## TASK BRIEF
Restate all of the entries exactly, dropping any pictures they hold.

## DATA PROVIDED
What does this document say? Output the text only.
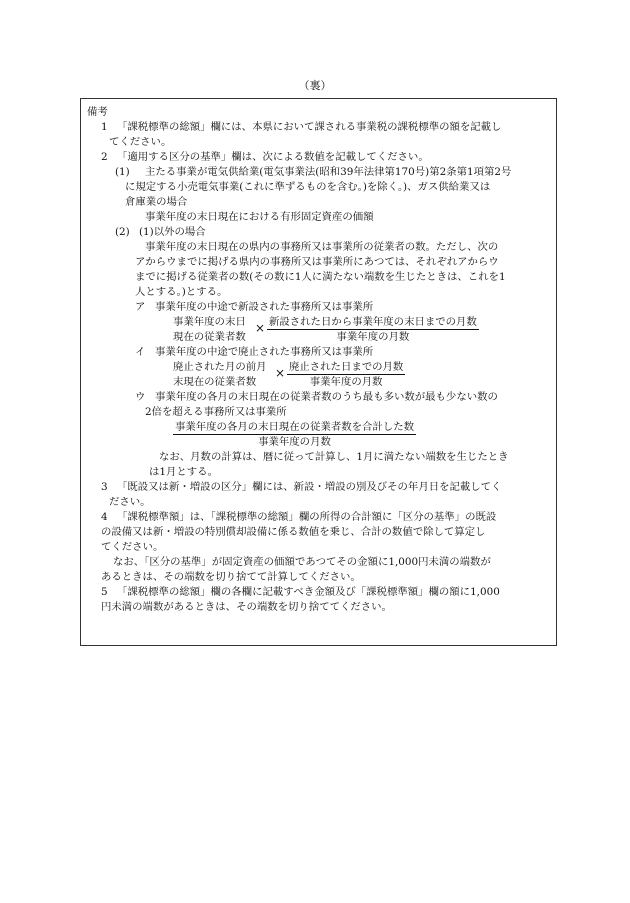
（裏）
備考
1 「課税標準の総額」欄には、本県において課される事業税の課税標準の額を記載し
てください。
2 「適用する区分の基準」欄は、次による数値を記載してください。
(1) 主たる事業が電気供給業(電気事業法(昭和39年法律第170号)第2条第1項第2号
に規定する小売電気事業(これに準ずるものを含む。)を除く。)、ガス供給業又は
倉庫業の場合
事業年度の末日現在における有形固定資産の価額
(2) (1)以外の場合
事業年度の末日現在の県内の事務所又は事業所の従業者の数。ただし、次の
アからウまでに掲げる県内の事務所又は事業所にあつては、それぞれアからウ
までに掲げる従業者の数(その数に1人に満たない端数を生じたときは、これを1
人とする。)とする。
ア 事業年度の中途で新設された事務所又は事業所
事業年度の末日
現在の従業者数
× 新設された日から事業年度の末日までの月数
事業年度の月数
イ 事業年度の中途で廃止された事務所又は事業所
廃止された月の前月
末現在の従業者数
× 廃止された日までの月数
事業年度の月数
ウ 事業年度の各月の末日現在の従業者数のうち最も多い数が最も少ない数の
2倍を超える事務所又は事業所
事業年度の各月の末日現在の従業者数を合計した数
事業年度の月数
なお、月数の計算は、暦に従って計算し、1月に満たない端数を生じたとき
は1月とする。
3 「既設又は新・増設の区分」欄には、新設・増設の別及びその年月日を記載してく
ださい。
4 「課税標準額」は、「課税標準の総額」欄の所得の合計額に「区分の基準」の既設
の設備又は新・増設の特別償却設備に係る数値を乗じ、合計の数値で除して算定し
てください。
なお、「区分の基準」が固定資産の価額であつてその金額に1,000円未満の端数が
あるときは、その端数を切り捨てて計算してください。
5 「課税標準の総額」欄の各欄に記載すべき金額及び「課税標準額」欄の額に1,000
円未満の端数があるときは、その端数を切り捨ててください。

## IN RESPONSE
What does this document say? Output the text only.
（裏）
備考
1 「課税標準の総額」欄には、本県において課される事業税の課税標準の額を記載し
てください。
2 「適用する区分の基準」欄は、次による数値を記載してください。
(1) 主たる事業が電気供給業(電気事業法(昭和39年法律第170号)第2条第1項第2号
に規定する小売電気事業(これに準ずるものを含む。)を除く。)、ガス供給業又は
倉庫業の場合
事業年度の末日現在における有形固定資産の価額
(2) (1)以外の場合
事業年度の末日現在の県内の事務所又は事業所の従業者の数。ただし、次の
アからウまでに掲げる県内の事務所又は事業所にあつては、それぞれアからウ
までに掲げる従業者の数(その数に1人に満たない端数を生じたときは、これを1
人とする。)とする。
ア 事業年度の中途で新設された事務所又は事業所
事業年度の末日
現在の従業者数
× 新設された日から事業年度の末日までの月数
事業年度の月数
イ 事業年度の中途で廃止された事務所又は事業所
廃止された月の前月
末現在の従業者数
× 廃止された日までの月数
事業年度の月数
ウ 事業年度の各月の末日現在の従業者数のうち最も多い数が最も少ない数の
2倍を超える事務所又は事業所
事業年度の各月の末日現在の従業者数を合計した数
事業年度の月数
なお、月数の計算は、暦に従って計算し、1月に満たない端数を生じたとき
は1月とする。
3 「既設又は新・増設の区分」欄には、新設・増設の別及びその年月日を記載してく
ださい。
4 「課税標準額」は、「課税標準の総額」欄の所得の合計額に「区分の基準」の既設
の設備又は新・増設の特別償却設備に係る数値を乗じ、合計の数値で除して算定し
てください。
なお、「区分の基準」が固定資産の価額であつてその金額に1,000円未満の端数が
あるときは、その端数を切り捨てて計算してください。
5 「課税標準の総額」欄の各欄に記載すべき金額及び「課税標準額」欄の額に1,000
円未満の端数があるときは、その端数を切り捨ててください。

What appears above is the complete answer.